PROBLEM TO WORK ON –
Return every record exactly as written.

INPUT –
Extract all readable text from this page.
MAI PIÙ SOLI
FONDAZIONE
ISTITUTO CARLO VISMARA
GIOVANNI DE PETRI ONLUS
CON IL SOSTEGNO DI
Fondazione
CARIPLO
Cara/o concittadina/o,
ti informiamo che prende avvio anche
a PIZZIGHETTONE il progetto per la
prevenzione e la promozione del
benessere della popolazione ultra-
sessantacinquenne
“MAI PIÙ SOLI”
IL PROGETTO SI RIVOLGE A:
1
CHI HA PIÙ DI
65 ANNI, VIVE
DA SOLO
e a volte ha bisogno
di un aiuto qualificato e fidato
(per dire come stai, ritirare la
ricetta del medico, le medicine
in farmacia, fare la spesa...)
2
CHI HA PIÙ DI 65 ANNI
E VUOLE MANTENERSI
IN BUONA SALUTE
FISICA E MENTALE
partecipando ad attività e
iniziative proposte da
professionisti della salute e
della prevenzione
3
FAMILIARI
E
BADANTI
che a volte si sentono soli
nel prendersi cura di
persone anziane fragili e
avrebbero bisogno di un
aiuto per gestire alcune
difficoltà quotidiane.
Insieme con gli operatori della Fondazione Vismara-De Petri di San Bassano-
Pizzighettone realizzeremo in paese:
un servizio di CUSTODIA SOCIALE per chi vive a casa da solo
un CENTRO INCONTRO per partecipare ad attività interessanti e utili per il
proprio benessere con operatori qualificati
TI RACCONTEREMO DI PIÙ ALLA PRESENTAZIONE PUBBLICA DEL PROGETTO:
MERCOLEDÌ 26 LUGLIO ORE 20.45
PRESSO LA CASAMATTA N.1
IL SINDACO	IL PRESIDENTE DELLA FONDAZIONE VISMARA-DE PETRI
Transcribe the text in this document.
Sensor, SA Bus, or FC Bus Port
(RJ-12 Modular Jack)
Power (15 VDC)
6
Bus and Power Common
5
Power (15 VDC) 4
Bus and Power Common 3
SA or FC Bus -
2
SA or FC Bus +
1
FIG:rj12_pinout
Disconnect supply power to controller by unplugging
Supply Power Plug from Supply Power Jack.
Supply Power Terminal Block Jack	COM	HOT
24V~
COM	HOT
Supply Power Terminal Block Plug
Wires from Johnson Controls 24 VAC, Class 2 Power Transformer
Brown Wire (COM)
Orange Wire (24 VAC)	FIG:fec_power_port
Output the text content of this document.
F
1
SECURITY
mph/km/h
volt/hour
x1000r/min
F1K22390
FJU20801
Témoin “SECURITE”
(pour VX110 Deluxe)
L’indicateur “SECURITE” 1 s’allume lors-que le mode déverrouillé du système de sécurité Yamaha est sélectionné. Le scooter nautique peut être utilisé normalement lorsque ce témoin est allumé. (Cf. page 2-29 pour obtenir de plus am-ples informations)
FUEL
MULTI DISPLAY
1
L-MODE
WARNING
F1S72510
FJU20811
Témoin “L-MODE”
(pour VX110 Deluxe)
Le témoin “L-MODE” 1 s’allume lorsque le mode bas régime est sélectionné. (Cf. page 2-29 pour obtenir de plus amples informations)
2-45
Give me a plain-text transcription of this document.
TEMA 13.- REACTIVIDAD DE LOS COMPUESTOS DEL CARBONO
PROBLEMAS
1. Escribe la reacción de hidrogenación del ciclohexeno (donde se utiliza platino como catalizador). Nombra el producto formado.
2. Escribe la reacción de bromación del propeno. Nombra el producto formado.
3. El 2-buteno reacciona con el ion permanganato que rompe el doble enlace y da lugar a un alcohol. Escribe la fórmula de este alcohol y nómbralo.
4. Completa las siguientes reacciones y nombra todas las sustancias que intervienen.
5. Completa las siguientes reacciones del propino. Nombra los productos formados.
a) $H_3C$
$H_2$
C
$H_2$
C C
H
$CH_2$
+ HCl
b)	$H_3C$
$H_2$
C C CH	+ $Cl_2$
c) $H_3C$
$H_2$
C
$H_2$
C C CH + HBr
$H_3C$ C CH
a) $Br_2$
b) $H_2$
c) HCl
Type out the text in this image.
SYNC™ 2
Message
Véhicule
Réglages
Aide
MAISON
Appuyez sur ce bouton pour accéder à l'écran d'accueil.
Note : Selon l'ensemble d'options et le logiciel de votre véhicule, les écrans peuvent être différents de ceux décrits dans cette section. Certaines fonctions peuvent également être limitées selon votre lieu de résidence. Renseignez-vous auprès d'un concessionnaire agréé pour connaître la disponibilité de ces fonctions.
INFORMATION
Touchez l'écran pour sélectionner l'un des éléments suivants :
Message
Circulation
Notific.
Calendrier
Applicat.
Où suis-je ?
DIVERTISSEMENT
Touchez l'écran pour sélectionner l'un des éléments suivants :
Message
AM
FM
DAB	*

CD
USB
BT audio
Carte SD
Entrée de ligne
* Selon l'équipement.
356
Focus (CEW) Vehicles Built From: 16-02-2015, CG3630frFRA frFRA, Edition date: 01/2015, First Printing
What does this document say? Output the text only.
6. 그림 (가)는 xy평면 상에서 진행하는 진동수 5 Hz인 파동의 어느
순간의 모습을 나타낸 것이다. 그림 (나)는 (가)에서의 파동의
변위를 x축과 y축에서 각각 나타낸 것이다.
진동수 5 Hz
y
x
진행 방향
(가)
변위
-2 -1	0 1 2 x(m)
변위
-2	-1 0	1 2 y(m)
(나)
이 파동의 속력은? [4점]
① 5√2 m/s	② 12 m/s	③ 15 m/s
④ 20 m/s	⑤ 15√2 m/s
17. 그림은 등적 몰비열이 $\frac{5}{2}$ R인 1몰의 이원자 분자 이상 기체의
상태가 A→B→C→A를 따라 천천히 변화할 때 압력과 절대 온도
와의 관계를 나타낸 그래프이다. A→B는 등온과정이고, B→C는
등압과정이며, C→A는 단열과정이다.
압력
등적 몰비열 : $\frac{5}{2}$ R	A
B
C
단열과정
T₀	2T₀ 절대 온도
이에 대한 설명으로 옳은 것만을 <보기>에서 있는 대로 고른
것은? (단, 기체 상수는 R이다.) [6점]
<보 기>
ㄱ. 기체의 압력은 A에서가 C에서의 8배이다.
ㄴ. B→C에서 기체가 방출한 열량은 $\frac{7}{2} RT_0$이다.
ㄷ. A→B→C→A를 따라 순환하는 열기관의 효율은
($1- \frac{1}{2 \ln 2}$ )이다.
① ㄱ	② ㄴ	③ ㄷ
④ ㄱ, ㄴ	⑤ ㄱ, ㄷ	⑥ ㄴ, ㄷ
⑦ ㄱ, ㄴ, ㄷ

RESULT FOR THIS EXERCISE –
Extract all readable text from this page.
MAI PIÙ SOLI
FONDAZIONE
ISTITUTO CARLO VISMARA
GIOVANNI DE PETRI ONLUS
CON IL SOSTEGNO DI
Fondazione
CARIPLO
Cara/o concittadina/o,
ti informiamo che prende avvio anche
a PIZZIGHETTONE il progetto per la
prevenzione e la promozione del
benessere della popolazione ultra-
sessantacinquenne
“MAI PIÙ SOLI”
IL PROGETTO SI RIVOLGE A:
1
CHI HA PIÙ DI
65 ANNI, VIVE
DA SOLO
e a volte ha bisogno
di un aiuto qualificato e fidato
(per dire come stai, ritirare la
ricetta del medico, le medicine
in farmacia, fare la spesa...)
2
CHI HA PIÙ DI 65 ANNI
E VUOLE MANTENERSI
IN BUONA SALUTE
FISICA E MENTALE
partecipando ad attività e
iniziative proposte da
professionisti della salute e
della prevenzione
3
FAMILIARI
E
BADANTI
che a volte si sentono soli
nel prendersi cura di
persone anziane fragili e
avrebbero bisogno di un
aiuto per gestire alcune
difficoltà quotidiane.
Insieme con gli operatori della Fondazione Vismara-De Petri di San Bassano-
Pizzighettone realizzeremo in paese:
un servizio di CUSTODIA SOCIALE per chi vive a casa da solo
un CENTRO INCONTRO per partecipare ad attività interessanti e utili per il
proprio benessere con operatori qualificati
TI RACCONTEREMO DI PIÙ ALLA PRESENTAZIONE PUBBLICA DEL PROGETTO:
MERCOLEDÌ 26 LUGLIO ORE 20.45
PRESSO LA CASAMATTA N.1
IL SINDACO	IL PRESIDENTE DELLA FONDAZIONE VISMARA-DE PETRI
Transcribe the text in this document.
Sensor, SA Bus, or FC Bus Port
(RJ-12 Modular Jack)
Power (15 VDC)
6
Bus and Power Common
5
Power (15 VDC) 4
Bus and Power Common 3
SA or FC Bus -
2
SA or FC Bus +
1
FIG:rj12_pinout
Disconnect supply power to controller by unplugging
Supply Power Plug from Supply Power Jack.
Supply Power Terminal Block Jack	COM	HOT
24V~
COM	HOT
Supply Power Terminal Block Plug
Wires from Johnson Controls 24 VAC, Class 2 Power Transformer
Brown Wire (COM)
Orange Wire (24 VAC)	FIG:fec_power_port
Output the text content of this document.
F
1
SECURITY
mph/km/h
volt/hour
x1000r/min
F1K22390
FJU20801
Témoin “SECURITE”
(pour VX110 Deluxe)
L’indicateur “SECURITE” 1 s’allume lors-que le mode déverrouillé du système de sécurité Yamaha est sélectionné. Le scooter nautique peut être utilisé normalement lorsque ce témoin est allumé. (Cf. page 2-29 pour obtenir de plus am-ples informations)
FUEL
MULTI DISPLAY
1
L-MODE
WARNING
F1S72510
FJU20811
Témoin “L-MODE”
(pour VX110 Deluxe)
Le témoin “L-MODE” 1 s’allume lorsque le mode bas régime est sélectionné. (Cf. page 2-29 pour obtenir de plus amples informations)
2-45
Give me a plain-text transcription of this document.
TEMA 13.- REACTIVIDAD DE LOS COMPUESTOS DEL CARBONO
PROBLEMAS
1. Escribe la reacción de hidrogenación del ciclohexeno (donde se utiliza platino como catalizador). Nombra el producto formado.
2. Escribe la reacción de bromación del propeno. Nombra el producto formado.
3. El 2-buteno reacciona con el ion permanganato que rompe el doble enlace y da lugar a un alcohol. Escribe la fórmula de este alcohol y nómbralo.
4. Completa las siguientes reacciones y nombra todas las sustancias que intervienen.
5. Completa las siguientes reacciones del propino. Nombra los productos formados.
a) $H_3C$
$H_2$
C
$H_2$
C C
H
$CH_2$
+ HCl
b)	$H_3C$
$H_2$
C C CH	+ $Cl_2$
c) $H_3C$
$H_2$
C
$H_2$
C C CH + HBr
$H_3C$ C CH
a) $Br_2$
b) $H_2$
c) HCl
Type out the text in this image.
SYNC™ 2
Message
Véhicule
Réglages
Aide
MAISON
Appuyez sur ce bouton pour accéder à l'écran d'accueil.
Note : Selon l'ensemble d'options et le logiciel de votre véhicule, les écrans peuvent être différents de ceux décrits dans cette section. Certaines fonctions peuvent également être limitées selon votre lieu de résidence. Renseignez-vous auprès d'un concessionnaire agréé pour connaître la disponibilité de ces fonctions.
INFORMATION
Touchez l'écran pour sélectionner l'un des éléments suivants :
Message
Circulation
Notific.
Calendrier
Applicat.
Où suis-je ?
DIVERTISSEMENT
Touchez l'écran pour sélectionner l'un des éléments suivants :
Message
AM
FM
DAB	*

CD
USB
BT audio
Carte SD
Entrée de ligne
* Selon l'équipement.
356
Focus (CEW) Vehicles Built From: 16-02-2015, CG3630frFRA frFRA, Edition date: 01/2015, First Printing
What does this document say? Output the text only.
6. 그림 (가)는 xy평면 상에서 진행하는 진동수 5 Hz인 파동의 어느
순간의 모습을 나타낸 것이다. 그림 (나)는 (가)에서의 파동의
변위를 x축과 y축에서 각각 나타낸 것이다.
진동수 5 Hz
y
x
진행 방향
(가)
변위
-2 -1	0 1 2 x(m)
변위
-2	-1 0	1 2 y(m)
(나)
이 파동의 속력은? [4점]
① 5√2 m/s	② 12 m/s	③ 15 m/s
④ 20 m/s	⑤ 15√2 m/s
17. 그림은 등적 몰비열이 $\frac{5}{2}$ R인 1몰의 이원자 분자 이상 기체의
상태가 A→B→C→A를 따라 천천히 변화할 때 압력과 절대 온도
와의 관계를 나타낸 그래프이다. A→B는 등온과정이고, B→C는
등압과정이며, C→A는 단열과정이다.
압력
등적 몰비열 : $\frac{5}{2}$ R	A
B
C
단열과정
T₀	2T₀ 절대 온도
이에 대한 설명으로 옳은 것만을 <보기>에서 있는 대로 고른
것은? (단, 기체 상수는 R이다.) [6점]
<보 기>
ㄱ. 기체의 압력은 A에서가 C에서의 8배이다.
ㄴ. B→C에서 기체가 방출한 열량은 $\frac{7}{2} RT_0$이다.
ㄷ. A→B→C→A를 따라 순환하는 열기관의 효율은
($1- \frac{1}{2 \ln 2}$ )이다.
① ㄱ	② ㄴ	③ ㄷ
④ ㄱ, ㄴ	⑤ ㄱ, ㄷ	⑥ ㄴ, ㄷ
⑦ ㄱ, ㄴ, ㄷ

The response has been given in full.